## Begin DATA FOR THIS TASK

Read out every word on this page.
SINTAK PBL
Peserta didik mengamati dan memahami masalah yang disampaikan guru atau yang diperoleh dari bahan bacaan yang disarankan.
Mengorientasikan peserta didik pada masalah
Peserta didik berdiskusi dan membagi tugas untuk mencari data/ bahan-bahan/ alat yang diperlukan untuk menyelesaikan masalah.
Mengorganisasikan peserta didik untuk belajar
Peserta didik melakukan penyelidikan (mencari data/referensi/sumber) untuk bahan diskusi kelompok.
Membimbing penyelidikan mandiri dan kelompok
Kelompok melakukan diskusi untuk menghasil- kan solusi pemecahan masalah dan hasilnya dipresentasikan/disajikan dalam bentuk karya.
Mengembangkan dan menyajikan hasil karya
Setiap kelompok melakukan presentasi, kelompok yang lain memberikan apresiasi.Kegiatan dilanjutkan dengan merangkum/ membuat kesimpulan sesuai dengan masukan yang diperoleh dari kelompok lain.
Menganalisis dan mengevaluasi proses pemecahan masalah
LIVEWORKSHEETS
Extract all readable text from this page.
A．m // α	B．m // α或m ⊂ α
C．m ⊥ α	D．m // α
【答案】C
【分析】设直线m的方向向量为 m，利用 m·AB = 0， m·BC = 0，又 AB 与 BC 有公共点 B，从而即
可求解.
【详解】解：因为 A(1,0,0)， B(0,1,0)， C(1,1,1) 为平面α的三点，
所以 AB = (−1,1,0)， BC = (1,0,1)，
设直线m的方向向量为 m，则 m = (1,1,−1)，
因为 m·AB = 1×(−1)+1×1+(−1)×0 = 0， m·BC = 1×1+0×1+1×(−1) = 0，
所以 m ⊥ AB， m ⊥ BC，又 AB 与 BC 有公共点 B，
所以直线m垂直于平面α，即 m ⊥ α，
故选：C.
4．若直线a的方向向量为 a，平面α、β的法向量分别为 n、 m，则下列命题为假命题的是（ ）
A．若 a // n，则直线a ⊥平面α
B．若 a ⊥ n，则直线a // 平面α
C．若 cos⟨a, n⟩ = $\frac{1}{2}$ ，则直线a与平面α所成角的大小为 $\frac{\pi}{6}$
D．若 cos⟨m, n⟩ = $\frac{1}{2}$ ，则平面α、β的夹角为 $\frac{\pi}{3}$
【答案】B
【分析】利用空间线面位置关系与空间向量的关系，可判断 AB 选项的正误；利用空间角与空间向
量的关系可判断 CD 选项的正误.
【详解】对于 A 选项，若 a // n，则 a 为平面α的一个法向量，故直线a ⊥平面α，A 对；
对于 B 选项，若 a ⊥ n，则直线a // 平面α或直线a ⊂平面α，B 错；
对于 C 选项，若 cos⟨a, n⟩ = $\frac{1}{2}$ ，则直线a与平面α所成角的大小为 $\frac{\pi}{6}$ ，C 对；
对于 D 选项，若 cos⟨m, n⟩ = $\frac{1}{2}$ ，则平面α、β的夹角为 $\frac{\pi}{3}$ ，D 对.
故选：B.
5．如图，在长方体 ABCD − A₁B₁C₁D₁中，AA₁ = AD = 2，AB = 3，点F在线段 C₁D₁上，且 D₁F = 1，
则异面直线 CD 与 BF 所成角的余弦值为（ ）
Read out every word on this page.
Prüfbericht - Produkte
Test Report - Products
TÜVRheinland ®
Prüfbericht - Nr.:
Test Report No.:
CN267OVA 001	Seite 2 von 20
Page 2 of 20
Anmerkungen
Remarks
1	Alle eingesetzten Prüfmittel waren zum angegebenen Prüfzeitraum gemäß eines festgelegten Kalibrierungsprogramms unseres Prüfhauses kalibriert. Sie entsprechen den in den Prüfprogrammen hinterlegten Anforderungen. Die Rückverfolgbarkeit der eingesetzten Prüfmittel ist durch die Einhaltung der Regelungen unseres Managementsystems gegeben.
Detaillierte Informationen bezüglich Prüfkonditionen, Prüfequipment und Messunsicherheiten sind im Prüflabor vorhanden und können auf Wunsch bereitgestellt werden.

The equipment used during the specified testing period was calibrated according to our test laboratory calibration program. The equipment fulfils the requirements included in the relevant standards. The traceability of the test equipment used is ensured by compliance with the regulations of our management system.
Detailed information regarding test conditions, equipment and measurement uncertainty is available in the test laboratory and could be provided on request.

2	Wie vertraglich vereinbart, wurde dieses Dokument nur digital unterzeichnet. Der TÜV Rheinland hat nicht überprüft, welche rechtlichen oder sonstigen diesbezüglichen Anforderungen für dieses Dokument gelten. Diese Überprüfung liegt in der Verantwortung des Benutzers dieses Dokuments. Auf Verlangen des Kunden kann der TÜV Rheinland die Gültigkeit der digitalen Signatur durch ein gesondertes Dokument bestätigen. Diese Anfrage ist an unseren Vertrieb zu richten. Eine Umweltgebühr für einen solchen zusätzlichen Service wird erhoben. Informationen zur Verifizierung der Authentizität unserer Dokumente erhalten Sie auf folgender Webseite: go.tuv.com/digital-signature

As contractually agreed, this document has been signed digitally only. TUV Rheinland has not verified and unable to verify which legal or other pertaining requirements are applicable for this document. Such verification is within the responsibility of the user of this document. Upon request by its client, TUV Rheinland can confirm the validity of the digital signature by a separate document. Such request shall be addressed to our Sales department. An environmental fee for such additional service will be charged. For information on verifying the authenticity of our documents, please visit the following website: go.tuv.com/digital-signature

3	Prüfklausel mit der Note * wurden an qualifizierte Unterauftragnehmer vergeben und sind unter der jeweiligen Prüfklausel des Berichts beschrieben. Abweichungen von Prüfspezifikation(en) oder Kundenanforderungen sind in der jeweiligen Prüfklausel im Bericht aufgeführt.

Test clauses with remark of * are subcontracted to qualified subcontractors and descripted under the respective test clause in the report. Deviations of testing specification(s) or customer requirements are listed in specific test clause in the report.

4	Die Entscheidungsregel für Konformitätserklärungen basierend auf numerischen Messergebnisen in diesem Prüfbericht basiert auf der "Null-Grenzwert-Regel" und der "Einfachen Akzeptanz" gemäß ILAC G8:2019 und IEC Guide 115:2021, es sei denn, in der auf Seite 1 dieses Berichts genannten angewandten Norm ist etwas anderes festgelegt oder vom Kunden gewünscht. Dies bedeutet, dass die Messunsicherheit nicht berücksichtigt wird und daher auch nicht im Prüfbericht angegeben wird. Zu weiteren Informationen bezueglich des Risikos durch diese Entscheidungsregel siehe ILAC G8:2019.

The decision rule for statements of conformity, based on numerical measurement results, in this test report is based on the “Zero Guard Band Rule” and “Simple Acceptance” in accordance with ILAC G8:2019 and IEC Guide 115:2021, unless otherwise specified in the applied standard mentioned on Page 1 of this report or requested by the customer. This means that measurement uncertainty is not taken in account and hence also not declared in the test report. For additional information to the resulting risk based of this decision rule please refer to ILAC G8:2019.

## End DATA FOR THIS TASK

- **PROBLEM DESCRIPTION**: Repeat the entries shown above, every one, word for word.

- **RESPONSE BELOW**:
Read out every word on this page.
SINTAK PBL
Peserta didik mengamati dan memahami masalah yang disampaikan guru atau yang diperoleh dari bahan bacaan yang disarankan.
Mengorientasikan peserta didik pada masalah
Peserta didik berdiskusi dan membagi tugas untuk mencari data/ bahan-bahan/ alat yang diperlukan untuk menyelesaikan masalah.
Mengorganisasikan peserta didik untuk belajar
Peserta didik melakukan penyelidikan (mencari data/referensi/sumber) untuk bahan diskusi kelompok.
Membimbing penyelidikan mandiri dan kelompok
Kelompok melakukan diskusi untuk menghasil- kan solusi pemecahan masalah dan hasilnya dipresentasikan/disajikan dalam bentuk karya.
Mengembangkan dan menyajikan hasil karya
Setiap kelompok melakukan presentasi, kelompok yang lain memberikan apresiasi.Kegiatan dilanjutkan dengan merangkum/ membuat kesimpulan sesuai dengan masukan yang diperoleh dari kelompok lain.
Menganalisis dan mengevaluasi proses pemecahan masalah
LIVEWORKSHEETS
Extract all readable text from this page.
A．m // α	B．m // α或m ⊂ α
C．m ⊥ α	D．m // α
【答案】C
【分析】设直线m的方向向量为 m，利用 m·AB = 0， m·BC = 0，又 AB 与 BC 有公共点 B，从而即
可求解.
【详解】解：因为 A(1,0,0)， B(0,1,0)， C(1,1,1) 为平面α的三点，
所以 AB = (−1,1,0)， BC = (1,0,1)，
设直线m的方向向量为 m，则 m = (1,1,−1)，
因为 m·AB = 1×(−1)+1×1+(−1)×0 = 0， m·BC = 1×1+0×1+1×(−1) = 0，
所以 m ⊥ AB， m ⊥ BC，又 AB 与 BC 有公共点 B，
所以直线m垂直于平面α，即 m ⊥ α，
故选：C.
4．若直线a的方向向量为 a，平面α、β的法向量分别为 n、 m，则下列命题为假命题的是（ ）
A．若 a // n，则直线a ⊥平面α
B．若 a ⊥ n，则直线a // 平面α
C．若 cos⟨a, n⟩ = $\frac{1}{2}$ ，则直线a与平面α所成角的大小为 $\frac{\pi}{6}$
D．若 cos⟨m, n⟩ = $\frac{1}{2}$ ，则平面α、β的夹角为 $\frac{\pi}{3}$
【答案】B
【分析】利用空间线面位置关系与空间向量的关系，可判断 AB 选项的正误；利用空间角与空间向
量的关系可判断 CD 选项的正误.
【详解】对于 A 选项，若 a // n，则 a 为平面α的一个法向量，故直线a ⊥平面α，A 对；
对于 B 选项，若 a ⊥ n，则直线a // 平面α或直线a ⊂平面α，B 错；
对于 C 选项，若 cos⟨a, n⟩ = $\frac{1}{2}$ ，则直线a与平面α所成角的大小为 $\frac{\pi}{6}$ ，C 对；
对于 D 选项，若 cos⟨m, n⟩ = $\frac{1}{2}$ ，则平面α、β的夹角为 $\frac{\pi}{3}$ ，D 对.
故选：B.
5．如图，在长方体 ABCD − A₁B₁C₁D₁中，AA₁ = AD = 2，AB = 3，点F在线段 C₁D₁上，且 D₁F = 1，
则异面直线 CD 与 BF 所成角的余弦值为（ ）
Read out every word on this page.
Prüfbericht - Produkte
Test Report - Products
TÜVRheinland ®
Prüfbericht - Nr.:
Test Report No.:
CN267OVA 001	Seite 2 von 20
Page 2 of 20
Anmerkungen
Remarks
1	Alle eingesetzten Prüfmittel waren zum angegebenen Prüfzeitraum gemäß eines festgelegten Kalibrierungsprogramms unseres Prüfhauses kalibriert. Sie entsprechen den in den Prüfprogrammen hinterlegten Anforderungen. Die Rückverfolgbarkeit der eingesetzten Prüfmittel ist durch die Einhaltung der Regelungen unseres Managementsystems gegeben.
Detaillierte Informationen bezüglich Prüfkonditionen, Prüfequipment und Messunsicherheiten sind im Prüflabor vorhanden und können auf Wunsch bereitgestellt werden.

The equipment used during the specified testing period was calibrated according to our test laboratory calibration program. The equipment fulfils the requirements included in the relevant standards. The traceability of the test equipment used is ensured by compliance with the regulations of our management system.
Detailed information regarding test conditions, equipment and measurement uncertainty is available in the test laboratory and could be provided on request.

2	Wie vertraglich vereinbart, wurde dieses Dokument nur digital unterzeichnet. Der TÜV Rheinland hat nicht überprüft, welche rechtlichen oder sonstigen diesbezüglichen Anforderungen für dieses Dokument gelten. Diese Überprüfung liegt in der Verantwortung des Benutzers dieses Dokuments. Auf Verlangen des Kunden kann der TÜV Rheinland die Gültigkeit der digitalen Signatur durch ein gesondertes Dokument bestätigen. Diese Anfrage ist an unseren Vertrieb zu richten. Eine Umweltgebühr für einen solchen zusätzlichen Service wird erhoben. Informationen zur Verifizierung der Authentizität unserer Dokumente erhalten Sie auf folgender Webseite: go.tuv.com/digital-signature

As contractually agreed, this document has been signed digitally only. TUV Rheinland has not verified and unable to verify which legal or other pertaining requirements are applicable for this document. Such verification is within the responsibility of the user of this document. Upon request by its client, TUV Rheinland can confirm the validity of the digital signature by a separate document. Such request shall be addressed to our Sales department. An environmental fee for such additional service will be charged. For information on verifying the authenticity of our documents, please visit the following website: go.tuv.com/digital-signature

3	Prüfklausel mit der Note * wurden an qualifizierte Unterauftragnehmer vergeben und sind unter der jeweiligen Prüfklausel des Berichts beschrieben. Abweichungen von Prüfspezifikation(en) oder Kundenanforderungen sind in der jeweiligen Prüfklausel im Bericht aufgeführt.

Test clauses with remark of * are subcontracted to qualified subcontractors and descripted under the respective test clause in the report. Deviations of testing specification(s) or customer requirements are listed in specific test clause in the report.

4	Die Entscheidungsregel für Konformitätserklärungen basierend auf numerischen Messergebnisen in diesem Prüfbericht basiert auf der "Null-Grenzwert-Regel" und der "Einfachen Akzeptanz" gemäß ILAC G8:2019 und IEC Guide 115:2021, es sei denn, in der auf Seite 1 dieses Berichts genannten angewandten Norm ist etwas anderes festgelegt oder vom Kunden gewünscht. Dies bedeutet, dass die Messunsicherheit nicht berücksichtigt wird und daher auch nicht im Prüfbericht angegeben wird. Zu weiteren Informationen bezueglich des Risikos durch diese Entscheidungsregel siehe ILAC G8:2019.

The decision rule for statements of conformity, based on numerical measurement results, in this test report is based on the “Zero Guard Band Rule” and “Simple Acceptance” in accordance with ILAC G8:2019 and IEC Guide 115:2021, unless otherwise specified in the applied standard mentioned on Page 1 of this report or requested by the customer. This means that measurement uncertainty is not taken in account and hence also not declared in the test report. For additional information to the resulting risk based of this decision rule please refer to ILAC G8:2019.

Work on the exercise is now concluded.